Data records:

※

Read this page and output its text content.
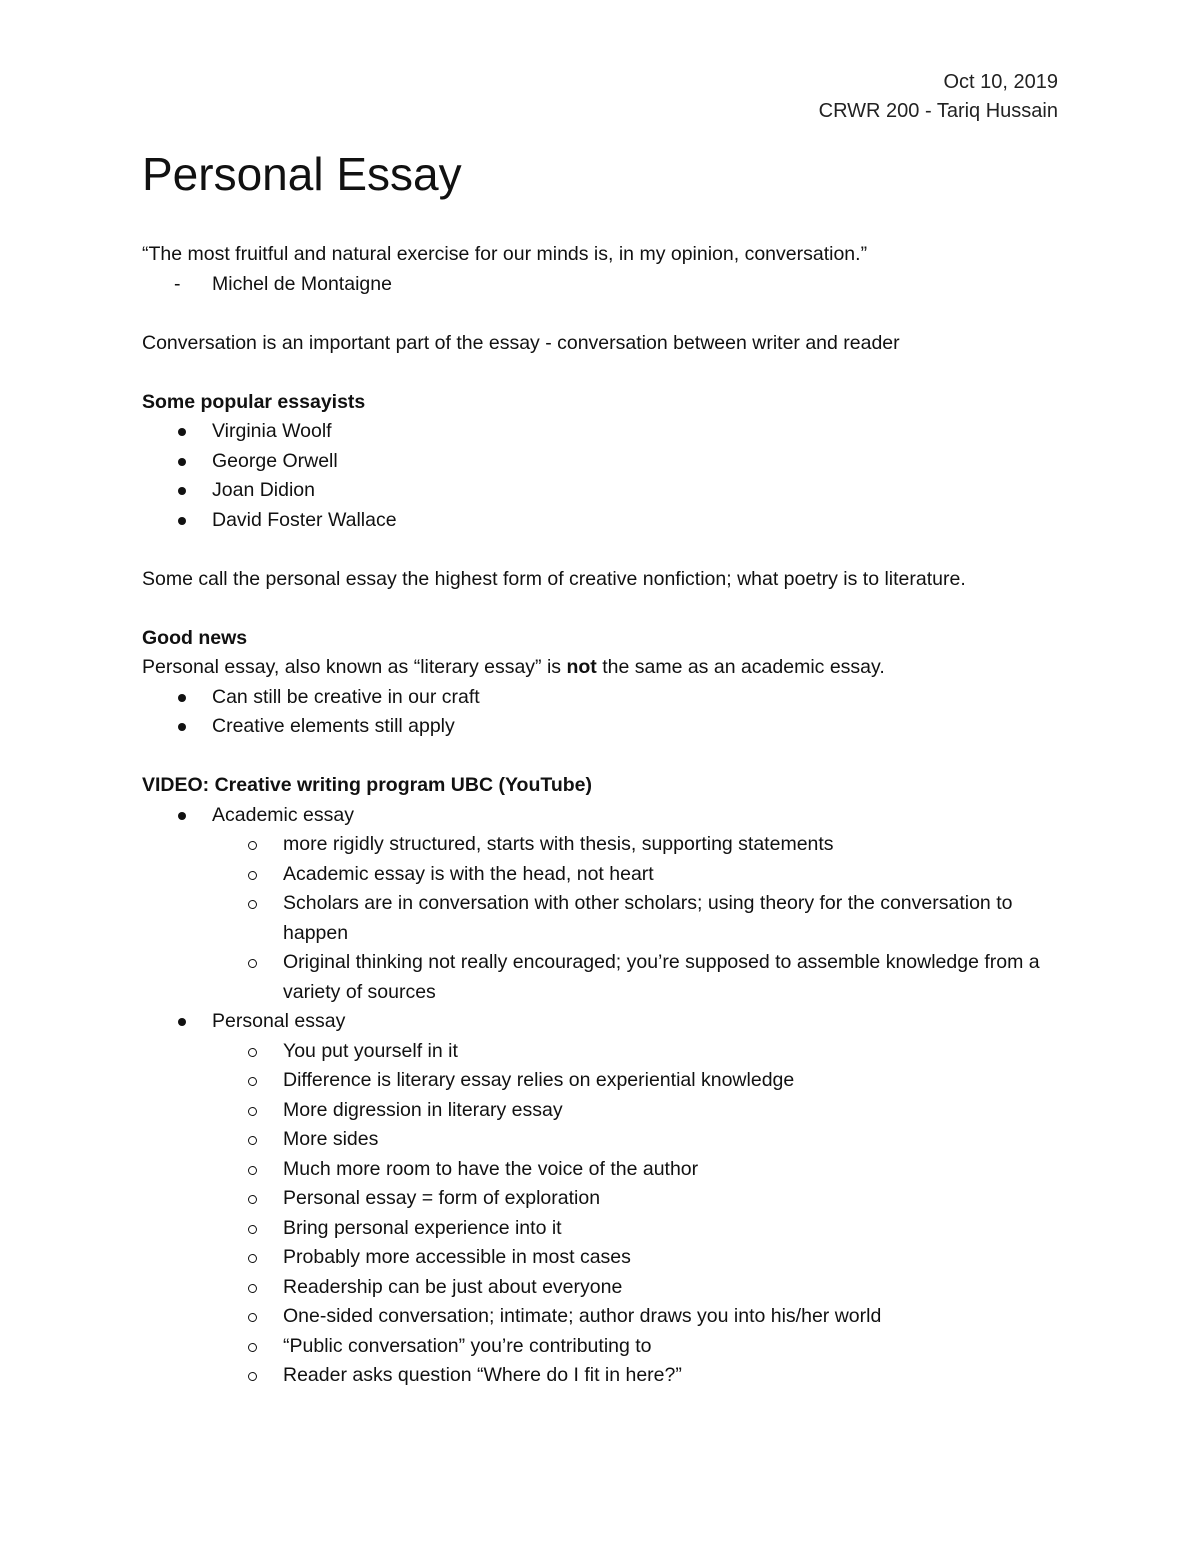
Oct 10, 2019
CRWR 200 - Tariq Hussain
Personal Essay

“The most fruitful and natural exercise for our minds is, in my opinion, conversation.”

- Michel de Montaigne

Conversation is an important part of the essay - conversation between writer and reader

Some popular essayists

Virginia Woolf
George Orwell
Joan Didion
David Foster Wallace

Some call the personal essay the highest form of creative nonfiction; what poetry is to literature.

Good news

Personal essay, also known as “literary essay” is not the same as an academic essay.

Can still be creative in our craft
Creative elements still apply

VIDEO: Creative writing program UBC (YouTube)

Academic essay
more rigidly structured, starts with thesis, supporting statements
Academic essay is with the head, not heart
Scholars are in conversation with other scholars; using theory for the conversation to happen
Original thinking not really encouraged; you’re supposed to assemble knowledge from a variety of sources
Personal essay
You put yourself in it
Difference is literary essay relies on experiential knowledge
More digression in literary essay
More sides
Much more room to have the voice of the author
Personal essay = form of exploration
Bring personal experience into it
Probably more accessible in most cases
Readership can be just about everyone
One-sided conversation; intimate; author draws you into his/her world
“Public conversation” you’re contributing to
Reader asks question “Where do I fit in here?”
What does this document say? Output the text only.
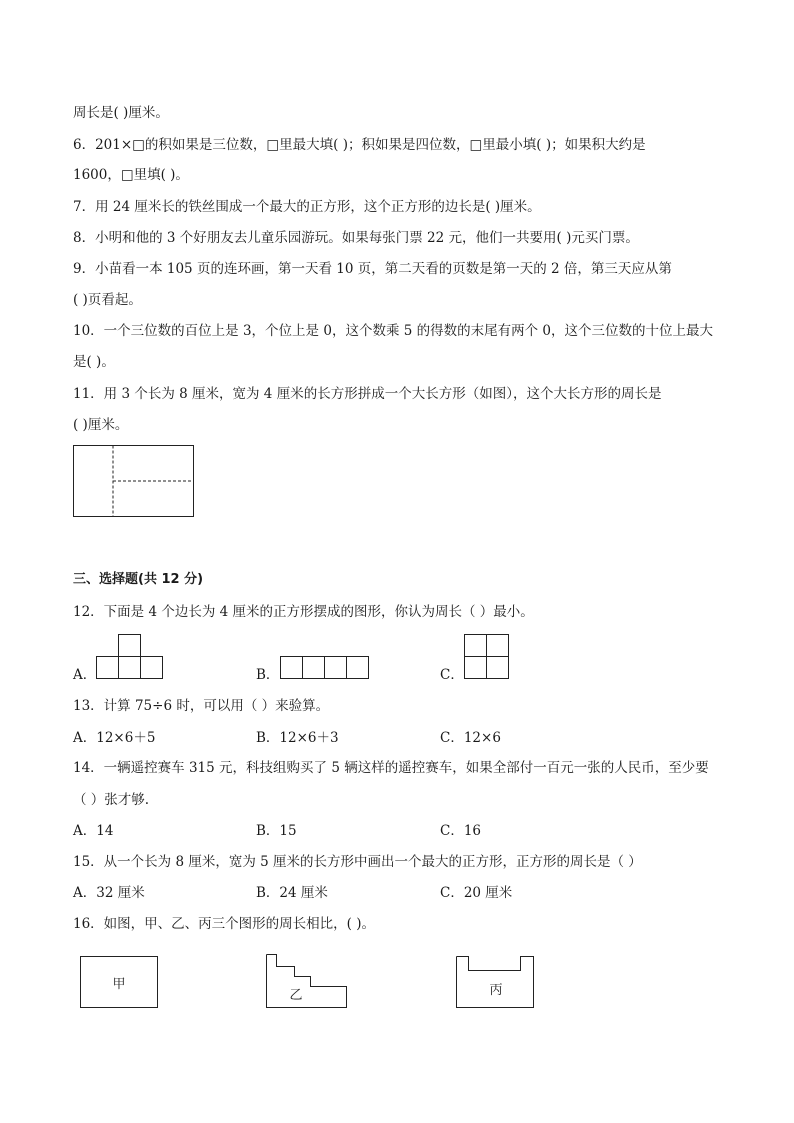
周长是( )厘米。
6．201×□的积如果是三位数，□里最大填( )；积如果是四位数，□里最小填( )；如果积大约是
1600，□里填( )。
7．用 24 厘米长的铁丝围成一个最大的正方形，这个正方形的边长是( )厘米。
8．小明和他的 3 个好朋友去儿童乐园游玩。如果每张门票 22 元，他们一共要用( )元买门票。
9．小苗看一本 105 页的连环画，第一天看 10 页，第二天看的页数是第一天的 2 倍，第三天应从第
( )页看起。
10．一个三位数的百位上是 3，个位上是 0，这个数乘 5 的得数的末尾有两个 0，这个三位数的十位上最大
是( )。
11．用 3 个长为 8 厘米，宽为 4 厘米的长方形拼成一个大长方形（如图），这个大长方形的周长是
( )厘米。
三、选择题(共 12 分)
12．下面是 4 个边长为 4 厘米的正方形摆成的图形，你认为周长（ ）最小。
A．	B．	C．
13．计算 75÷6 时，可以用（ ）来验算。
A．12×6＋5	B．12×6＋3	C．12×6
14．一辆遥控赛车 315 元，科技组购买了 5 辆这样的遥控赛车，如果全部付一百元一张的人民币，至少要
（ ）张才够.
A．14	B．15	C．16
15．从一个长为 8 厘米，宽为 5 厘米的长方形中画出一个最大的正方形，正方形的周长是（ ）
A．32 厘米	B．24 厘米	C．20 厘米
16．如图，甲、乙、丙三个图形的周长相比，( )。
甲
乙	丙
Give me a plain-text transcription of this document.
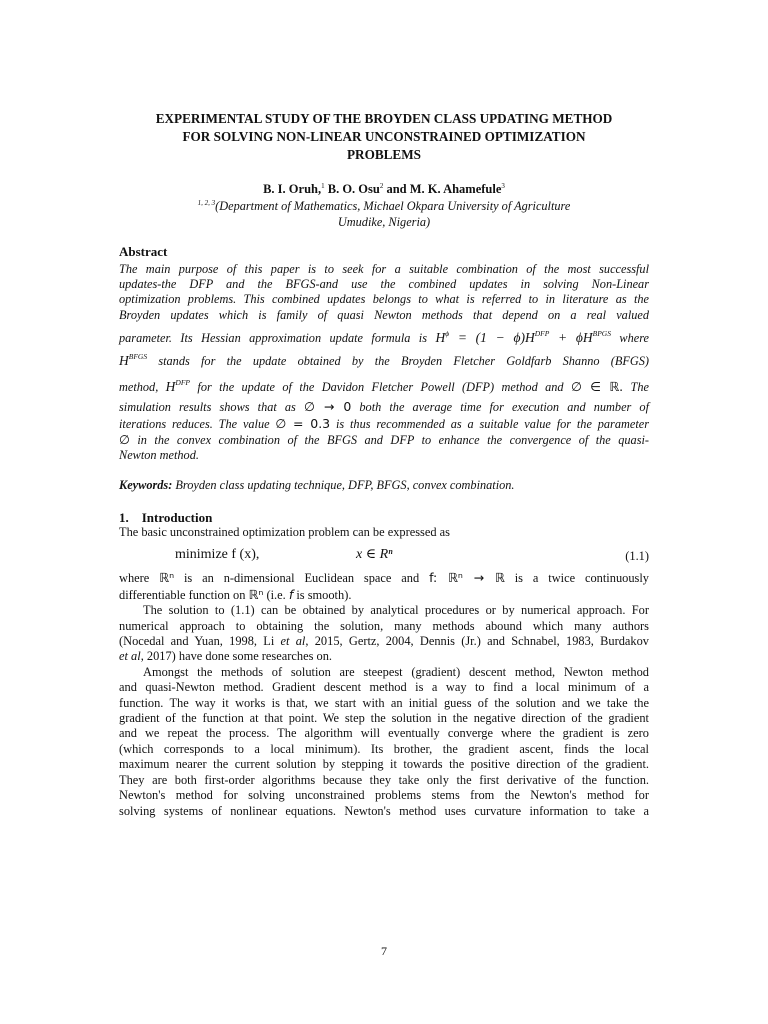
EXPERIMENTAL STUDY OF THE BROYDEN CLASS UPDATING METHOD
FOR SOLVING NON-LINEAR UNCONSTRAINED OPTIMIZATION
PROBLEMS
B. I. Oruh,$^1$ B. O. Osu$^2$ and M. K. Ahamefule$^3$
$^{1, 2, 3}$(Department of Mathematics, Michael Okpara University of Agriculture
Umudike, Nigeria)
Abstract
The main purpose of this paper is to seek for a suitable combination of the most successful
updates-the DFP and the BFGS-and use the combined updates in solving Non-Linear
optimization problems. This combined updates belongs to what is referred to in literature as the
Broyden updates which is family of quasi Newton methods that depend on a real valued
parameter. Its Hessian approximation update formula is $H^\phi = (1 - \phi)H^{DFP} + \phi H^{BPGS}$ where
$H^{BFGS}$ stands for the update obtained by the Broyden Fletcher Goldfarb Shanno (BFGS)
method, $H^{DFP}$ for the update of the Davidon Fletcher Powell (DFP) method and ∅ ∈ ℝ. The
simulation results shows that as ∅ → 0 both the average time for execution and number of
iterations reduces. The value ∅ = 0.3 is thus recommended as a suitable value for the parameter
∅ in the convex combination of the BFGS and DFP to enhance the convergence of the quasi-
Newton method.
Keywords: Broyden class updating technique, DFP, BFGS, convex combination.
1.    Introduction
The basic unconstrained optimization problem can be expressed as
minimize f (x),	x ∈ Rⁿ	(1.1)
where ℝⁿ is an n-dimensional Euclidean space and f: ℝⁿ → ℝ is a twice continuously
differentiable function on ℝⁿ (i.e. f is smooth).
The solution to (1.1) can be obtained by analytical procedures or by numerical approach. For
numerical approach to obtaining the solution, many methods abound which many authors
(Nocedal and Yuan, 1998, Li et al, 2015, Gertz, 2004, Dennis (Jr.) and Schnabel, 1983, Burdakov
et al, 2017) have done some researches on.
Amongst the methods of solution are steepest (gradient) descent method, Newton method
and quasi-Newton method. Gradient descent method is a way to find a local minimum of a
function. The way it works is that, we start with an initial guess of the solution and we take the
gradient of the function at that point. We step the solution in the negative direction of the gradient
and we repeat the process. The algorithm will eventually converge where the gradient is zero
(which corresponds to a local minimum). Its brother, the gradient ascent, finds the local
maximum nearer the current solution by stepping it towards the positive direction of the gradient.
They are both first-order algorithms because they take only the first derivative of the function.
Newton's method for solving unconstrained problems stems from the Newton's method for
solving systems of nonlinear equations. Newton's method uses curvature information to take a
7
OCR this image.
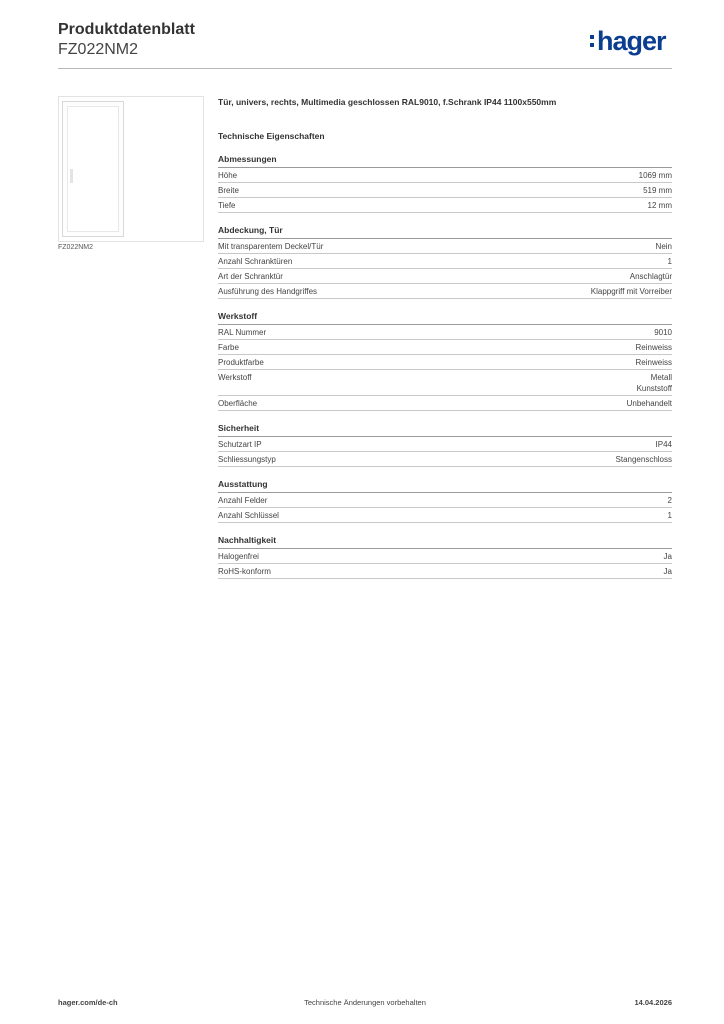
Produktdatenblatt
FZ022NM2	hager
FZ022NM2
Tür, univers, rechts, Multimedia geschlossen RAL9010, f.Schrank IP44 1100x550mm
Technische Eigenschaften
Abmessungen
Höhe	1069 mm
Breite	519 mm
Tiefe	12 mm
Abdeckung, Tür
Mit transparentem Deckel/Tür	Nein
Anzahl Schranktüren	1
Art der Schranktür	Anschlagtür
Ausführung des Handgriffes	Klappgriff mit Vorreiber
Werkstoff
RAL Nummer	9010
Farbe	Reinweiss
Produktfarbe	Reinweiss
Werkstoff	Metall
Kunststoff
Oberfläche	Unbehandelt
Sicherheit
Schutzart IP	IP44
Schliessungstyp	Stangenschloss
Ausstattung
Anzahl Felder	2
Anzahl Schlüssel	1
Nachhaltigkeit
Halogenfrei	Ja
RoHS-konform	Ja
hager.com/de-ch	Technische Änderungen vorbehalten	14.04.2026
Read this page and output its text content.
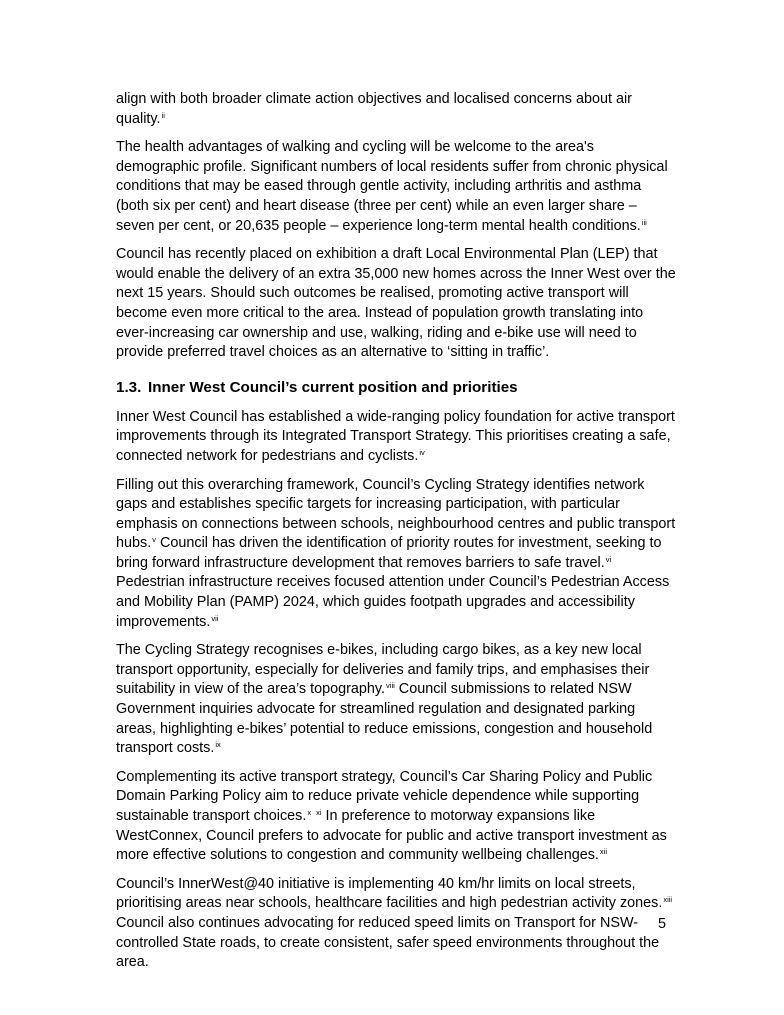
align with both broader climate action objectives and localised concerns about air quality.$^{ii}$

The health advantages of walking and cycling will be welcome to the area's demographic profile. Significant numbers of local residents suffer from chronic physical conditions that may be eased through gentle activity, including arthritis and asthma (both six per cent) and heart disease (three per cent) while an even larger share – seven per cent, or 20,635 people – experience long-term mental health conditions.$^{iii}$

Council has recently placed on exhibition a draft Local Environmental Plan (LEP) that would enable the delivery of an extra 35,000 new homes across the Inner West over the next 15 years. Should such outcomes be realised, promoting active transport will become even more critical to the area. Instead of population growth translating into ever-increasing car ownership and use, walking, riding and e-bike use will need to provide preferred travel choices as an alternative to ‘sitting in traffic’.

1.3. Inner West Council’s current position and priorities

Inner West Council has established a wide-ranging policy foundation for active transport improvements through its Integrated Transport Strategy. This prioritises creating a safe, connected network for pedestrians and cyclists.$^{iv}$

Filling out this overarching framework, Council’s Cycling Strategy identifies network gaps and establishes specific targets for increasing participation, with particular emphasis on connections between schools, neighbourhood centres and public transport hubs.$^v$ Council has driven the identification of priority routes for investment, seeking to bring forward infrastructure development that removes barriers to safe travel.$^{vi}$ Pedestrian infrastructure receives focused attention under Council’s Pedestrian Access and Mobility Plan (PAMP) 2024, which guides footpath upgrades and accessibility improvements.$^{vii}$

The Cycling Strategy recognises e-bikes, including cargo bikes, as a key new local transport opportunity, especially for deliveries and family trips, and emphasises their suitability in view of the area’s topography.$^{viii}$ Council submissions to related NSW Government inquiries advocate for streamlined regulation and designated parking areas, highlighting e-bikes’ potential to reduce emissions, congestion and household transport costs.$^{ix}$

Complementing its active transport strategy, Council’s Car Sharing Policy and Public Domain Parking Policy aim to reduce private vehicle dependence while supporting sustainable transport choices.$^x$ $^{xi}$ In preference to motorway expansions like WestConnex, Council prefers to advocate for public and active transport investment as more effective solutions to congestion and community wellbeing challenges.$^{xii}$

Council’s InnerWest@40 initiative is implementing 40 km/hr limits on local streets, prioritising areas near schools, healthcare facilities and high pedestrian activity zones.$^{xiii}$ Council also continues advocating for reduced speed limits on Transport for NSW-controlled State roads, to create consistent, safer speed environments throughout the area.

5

※

Written instruction:
Which lines hold the word "current"? Show each one.

Completed exercise:
maximum nearer the current solution by stepping it towards the positive direction of the gradient.
1.3. Inner West Council’s current position and priorities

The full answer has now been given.